Exercise:
Exact repetition is required: output every record in full.
# START OF Data records
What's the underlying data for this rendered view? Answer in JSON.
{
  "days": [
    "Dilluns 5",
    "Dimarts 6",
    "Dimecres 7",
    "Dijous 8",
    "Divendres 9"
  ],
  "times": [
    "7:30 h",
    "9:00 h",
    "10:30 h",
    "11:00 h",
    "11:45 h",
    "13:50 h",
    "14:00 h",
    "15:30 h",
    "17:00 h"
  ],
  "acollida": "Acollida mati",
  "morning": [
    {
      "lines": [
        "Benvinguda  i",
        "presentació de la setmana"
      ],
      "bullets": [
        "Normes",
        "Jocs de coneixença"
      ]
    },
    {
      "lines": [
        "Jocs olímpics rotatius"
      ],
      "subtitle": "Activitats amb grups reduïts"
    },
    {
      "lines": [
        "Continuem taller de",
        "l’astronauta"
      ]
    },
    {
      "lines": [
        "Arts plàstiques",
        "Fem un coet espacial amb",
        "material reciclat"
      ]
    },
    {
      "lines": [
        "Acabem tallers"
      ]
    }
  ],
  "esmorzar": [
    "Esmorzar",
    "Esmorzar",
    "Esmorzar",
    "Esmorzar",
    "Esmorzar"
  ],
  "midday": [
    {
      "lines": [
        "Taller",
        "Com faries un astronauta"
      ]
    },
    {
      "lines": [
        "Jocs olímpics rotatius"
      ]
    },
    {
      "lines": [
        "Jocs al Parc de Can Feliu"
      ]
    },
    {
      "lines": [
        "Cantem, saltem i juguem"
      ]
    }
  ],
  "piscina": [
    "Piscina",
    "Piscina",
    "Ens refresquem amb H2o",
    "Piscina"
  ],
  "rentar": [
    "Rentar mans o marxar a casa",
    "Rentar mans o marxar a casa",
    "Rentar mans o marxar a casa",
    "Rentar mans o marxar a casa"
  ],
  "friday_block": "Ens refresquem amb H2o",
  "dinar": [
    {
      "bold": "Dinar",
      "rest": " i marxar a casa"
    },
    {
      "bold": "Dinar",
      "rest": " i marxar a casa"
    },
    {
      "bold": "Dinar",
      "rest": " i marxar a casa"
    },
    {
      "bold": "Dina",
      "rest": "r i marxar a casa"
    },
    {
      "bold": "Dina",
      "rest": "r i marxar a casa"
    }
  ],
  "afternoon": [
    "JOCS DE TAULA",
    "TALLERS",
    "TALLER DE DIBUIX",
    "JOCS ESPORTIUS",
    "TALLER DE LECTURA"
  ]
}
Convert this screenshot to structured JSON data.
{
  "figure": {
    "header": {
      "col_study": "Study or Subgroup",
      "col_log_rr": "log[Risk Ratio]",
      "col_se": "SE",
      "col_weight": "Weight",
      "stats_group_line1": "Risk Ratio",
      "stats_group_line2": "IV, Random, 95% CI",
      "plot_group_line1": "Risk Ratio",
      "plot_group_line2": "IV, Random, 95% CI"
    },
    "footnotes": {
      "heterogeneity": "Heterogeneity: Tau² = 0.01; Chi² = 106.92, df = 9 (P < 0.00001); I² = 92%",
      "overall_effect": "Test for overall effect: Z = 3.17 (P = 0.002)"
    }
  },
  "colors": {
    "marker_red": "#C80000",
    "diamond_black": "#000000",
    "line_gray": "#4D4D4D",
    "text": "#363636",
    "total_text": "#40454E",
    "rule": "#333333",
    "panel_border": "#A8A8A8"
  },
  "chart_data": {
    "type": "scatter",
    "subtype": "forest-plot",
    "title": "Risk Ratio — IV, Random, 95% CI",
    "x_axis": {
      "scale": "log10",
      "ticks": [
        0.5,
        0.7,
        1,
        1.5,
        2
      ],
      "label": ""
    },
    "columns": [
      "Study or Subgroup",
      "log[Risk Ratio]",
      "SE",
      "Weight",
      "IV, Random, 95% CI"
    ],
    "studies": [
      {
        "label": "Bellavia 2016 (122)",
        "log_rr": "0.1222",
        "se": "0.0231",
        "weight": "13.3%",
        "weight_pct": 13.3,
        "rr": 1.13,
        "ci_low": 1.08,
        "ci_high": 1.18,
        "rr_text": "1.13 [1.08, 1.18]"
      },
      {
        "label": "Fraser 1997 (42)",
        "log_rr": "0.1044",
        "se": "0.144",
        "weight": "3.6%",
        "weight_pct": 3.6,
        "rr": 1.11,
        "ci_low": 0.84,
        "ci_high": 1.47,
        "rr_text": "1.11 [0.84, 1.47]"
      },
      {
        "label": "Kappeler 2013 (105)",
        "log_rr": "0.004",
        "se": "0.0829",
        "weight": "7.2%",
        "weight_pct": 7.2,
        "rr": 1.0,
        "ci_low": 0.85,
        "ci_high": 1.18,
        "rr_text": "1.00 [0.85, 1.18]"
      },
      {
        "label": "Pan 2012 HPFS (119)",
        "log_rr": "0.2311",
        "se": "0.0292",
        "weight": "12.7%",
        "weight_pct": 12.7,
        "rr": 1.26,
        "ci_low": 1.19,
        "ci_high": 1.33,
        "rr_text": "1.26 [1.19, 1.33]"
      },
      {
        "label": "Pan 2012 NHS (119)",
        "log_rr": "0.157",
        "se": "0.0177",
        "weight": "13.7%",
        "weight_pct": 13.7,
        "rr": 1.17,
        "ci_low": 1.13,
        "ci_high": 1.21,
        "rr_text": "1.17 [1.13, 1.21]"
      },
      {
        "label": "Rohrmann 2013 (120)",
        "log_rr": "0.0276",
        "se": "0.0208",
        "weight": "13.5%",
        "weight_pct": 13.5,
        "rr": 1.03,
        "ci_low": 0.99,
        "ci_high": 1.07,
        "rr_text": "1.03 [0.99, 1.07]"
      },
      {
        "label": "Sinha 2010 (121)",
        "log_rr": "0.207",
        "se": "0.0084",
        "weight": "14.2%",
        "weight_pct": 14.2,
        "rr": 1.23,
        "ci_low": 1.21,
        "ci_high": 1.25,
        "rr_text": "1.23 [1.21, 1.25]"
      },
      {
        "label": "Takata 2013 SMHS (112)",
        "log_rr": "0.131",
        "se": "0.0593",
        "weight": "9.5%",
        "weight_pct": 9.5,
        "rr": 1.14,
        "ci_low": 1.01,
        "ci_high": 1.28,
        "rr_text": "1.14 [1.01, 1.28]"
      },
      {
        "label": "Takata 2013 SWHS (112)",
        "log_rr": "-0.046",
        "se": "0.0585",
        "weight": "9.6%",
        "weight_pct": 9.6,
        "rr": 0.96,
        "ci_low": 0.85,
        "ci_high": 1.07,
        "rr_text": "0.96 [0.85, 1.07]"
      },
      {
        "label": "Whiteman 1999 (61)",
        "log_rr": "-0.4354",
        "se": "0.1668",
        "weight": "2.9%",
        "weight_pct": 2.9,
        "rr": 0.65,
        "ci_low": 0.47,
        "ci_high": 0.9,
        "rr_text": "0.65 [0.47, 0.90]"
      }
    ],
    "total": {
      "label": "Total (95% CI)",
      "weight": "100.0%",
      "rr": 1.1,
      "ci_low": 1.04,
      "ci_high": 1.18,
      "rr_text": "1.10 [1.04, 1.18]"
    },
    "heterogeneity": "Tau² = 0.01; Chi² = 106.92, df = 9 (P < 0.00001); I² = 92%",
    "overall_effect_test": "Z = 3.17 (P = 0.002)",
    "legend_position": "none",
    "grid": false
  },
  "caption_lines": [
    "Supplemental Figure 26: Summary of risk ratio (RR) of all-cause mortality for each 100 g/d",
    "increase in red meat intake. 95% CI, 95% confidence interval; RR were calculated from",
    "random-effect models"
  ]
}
# END OF Data records
Worked answer:
What's the underlying data for this rendered view? Answer in JSON.
{
  "days": [
    "Dilluns 5",
    "Dimarts 6",
    "Dimecres 7",
    "Dijous 8",
    "Divendres 9"
  ],
  "times": [
    "7:30 h",
    "9:00 h",
    "10:30 h",
    "11:00 h",
    "11:45 h",
    "13:50 h",
    "14:00 h",
    "15:30 h",
    "17:00 h"
  ],
  "acollida": "Acollida mati",
  "morning": [
    {
      "lines": [
        "Benvinguda  i",
        "presentació de la setmana"
      ],
      "bullets": [
        "Normes",
        "Jocs de coneixença"
      ]
    },
    {
      "lines": [
        "Jocs olímpics rotatius"
      ],
      "subtitle": "Activitats amb grups reduïts"
    },
    {
      "lines": [
        "Continuem taller de",
        "l’astronauta"
      ]
    },
    {
      "lines": [
        "Arts plàstiques",
        "Fem un coet espacial amb",
        "material reciclat"
      ]
    },
    {
      "lines": [
        "Acabem tallers"
      ]
    }
  ],
  "esmorzar": [
    "Esmorzar",
    "Esmorzar",
    "Esmorzar",
    "Esmorzar",
    "Esmorzar"
  ],
  "midday": [
    {
      "lines": [
        "Taller",
        "Com faries un astronauta"
      ]
    },
    {
      "lines": [
        "Jocs olímpics rotatius"
      ]
    },
    {
      "lines": [
        "Jocs al Parc de Can Feliu"
      ]
    },
    {
      "lines": [
        "Cantem, saltem i juguem"
      ]
    }
  ],
  "piscina": [
    "Piscina",
    "Piscina",
    "Ens refresquem amb H2o",
    "Piscina"
  ],
  "rentar": [
    "Rentar mans o marxar a casa",
    "Rentar mans o marxar a casa",
    "Rentar mans o marxar a casa",
    "Rentar mans o marxar a casa"
  ],
  "friday_block": "Ens refresquem amb H2o",
  "dinar": [
    {
      "bold": "Dinar",
      "rest": " i marxar a casa"
    },
    {
      "bold": "Dinar",
      "rest": " i marxar a casa"
    },
    {
      "bold": "Dinar",
      "rest": " i marxar a casa"
    },
    {
      "bold": "Dina",
      "rest": "r i marxar a casa"
    },
    {
      "bold": "Dina",
      "rest": "r i marxar a casa"
    }
  ],
  "afternoon": [
    "JOCS DE TAULA",
    "TALLERS",
    "TALLER DE DIBUIX",
    "JOCS ESPORTIUS",
    "TALLER DE LECTURA"
  ]
}
Convert this screenshot to structured JSON data.
{
  "figure": {
    "header": {
      "col_study": "Study or Subgroup",
      "col_log_rr": "log[Risk Ratio]",
      "col_se": "SE",
      "col_weight": "Weight",
      "stats_group_line1": "Risk Ratio",
      "stats_group_line2": "IV, Random, 95% CI",
      "plot_group_line1": "Risk Ratio",
      "plot_group_line2": "IV, Random, 95% CI"
    },
    "footnotes": {
      "heterogeneity": "Heterogeneity: Tau² = 0.01; Chi² = 106.92, df = 9 (P < 0.00001); I² = 92%",
      "overall_effect": "Test for overall effect: Z = 3.17 (P = 0.002)"
    }
  },
  "colors": {
    "marker_red": "#C80000",
    "diamond_black": "#000000",
    "line_gray": "#4D4D4D",
    "text": "#363636",
    "total_text": "#40454E",
    "rule": "#333333",
    "panel_border": "#A8A8A8"
  },
  "chart_data": {
    "type": "scatter",
    "subtype": "forest-plot",
    "title": "Risk Ratio — IV, Random, 95% CI",
    "x_axis": {
      "scale": "log10",
      "ticks": [
        0.5,
        0.7,
        1,
        1.5,
        2
      ],
      "label": ""
    },
    "columns": [
      "Study or Subgroup",
      "log[Risk Ratio]",
      "SE",
      "Weight",
      "IV, Random, 95% CI"
    ],
    "studies": [
      {
        "label": "Bellavia 2016 (122)",
        "log_rr": "0.1222",
        "se": "0.0231",
        "weight": "13.3%",
        "weight_pct": 13.3,
        "rr": 1.13,
        "ci_low": 1.08,
        "ci_high": 1.18,
        "rr_text": "1.13 [1.08, 1.18]"
      },
      {
        "label": "Fraser 1997 (42)",
        "log_rr": "0.1044",
        "se": "0.144",
        "weight": "3.6%",
        "weight_pct": 3.6,
        "rr": 1.11,
        "ci_low": 0.84,
        "ci_high": 1.47,
        "rr_text": "1.11 [0.84, 1.47]"
      },
      {
        "label": "Kappeler 2013 (105)",
        "log_rr": "0.004",
        "se": "0.0829",
        "weight": "7.2%",
        "weight_pct": 7.2,
        "rr": 1.0,
        "ci_low": 0.85,
        "ci_high": 1.18,
        "rr_text": "1.00 [0.85, 1.18]"
      },
      {
        "label": "Pan 2012 HPFS (119)",
        "log_rr": "0.2311",
        "se": "0.0292",
        "weight": "12.7%",
        "weight_pct": 12.7,
        "rr": 1.26,
        "ci_low": 1.19,
        "ci_high": 1.33,
        "rr_text": "1.26 [1.19, 1.33]"
      },
      {
        "label": "Pan 2012 NHS (119)",
        "log_rr": "0.157",
        "se": "0.0177",
        "weight": "13.7%",
        "weight_pct": 13.7,
        "rr": 1.17,
        "ci_low": 1.13,
        "ci_high": 1.21,
        "rr_text": "1.17 [1.13, 1.21]"
      },
      {
        "label": "Rohrmann 2013 (120)",
        "log_rr": "0.0276",
        "se": "0.0208",
        "weight": "13.5%",
        "weight_pct": 13.5,
        "rr": 1.03,
        "ci_low": 0.99,
        "ci_high": 1.07,
        "rr_text": "1.03 [0.99, 1.07]"
      },
      {
        "label": "Sinha 2010 (121)",
        "log_rr": "0.207",
        "se": "0.0084",
        "weight": "14.2%",
        "weight_pct": 14.2,
        "rr": 1.23,
        "ci_low": 1.21,
        "ci_high": 1.25,
        "rr_text": "1.23 [1.21, 1.25]"
      },
      {
        "label": "Takata 2013 SMHS (112)",
        "log_rr": "0.131",
        "se": "0.0593",
        "weight": "9.5%",
        "weight_pct": 9.5,
        "rr": 1.14,
        "ci_low": 1.01,
        "ci_high": 1.28,
        "rr_text": "1.14 [1.01, 1.28]"
      },
      {
        "label": "Takata 2013 SWHS (112)",
        "log_rr": "-0.046",
        "se": "0.0585",
        "weight": "9.6%",
        "weight_pct": 9.6,
        "rr": 0.96,
        "ci_low": 0.85,
        "ci_high": 1.07,
        "rr_text": "0.96 [0.85, 1.07]"
      },
      {
        "label": "Whiteman 1999 (61)",
        "log_rr": "-0.4354",
        "se": "0.1668",
        "weight": "2.9%",
        "weight_pct": 2.9,
        "rr": 0.65,
        "ci_low": 0.47,
        "ci_high": 0.9,
        "rr_text": "0.65 [0.47, 0.90]"
      }
    ],
    "total": {
      "label": "Total (95% CI)",
      "weight": "100.0%",
      "rr": 1.1,
      "ci_low": 1.04,
      "ci_high": 1.18,
      "rr_text": "1.10 [1.04, 1.18]"
    },
    "heterogeneity": "Tau² = 0.01; Chi² = 106.92, df = 9 (P < 0.00001); I² = 92%",
    "overall_effect_test": "Z = 3.17 (P = 0.002)",
    "legend_position": "none",
    "grid": false
  },
  "caption_lines": [
    "Supplemental Figure 26: Summary of risk ratio (RR) of all-cause mortality for each 100 g/d",
    "increase in red meat intake. 95% CI, 95% confidence interval; RR were calculated from",
    "random-effect models"
  ]
}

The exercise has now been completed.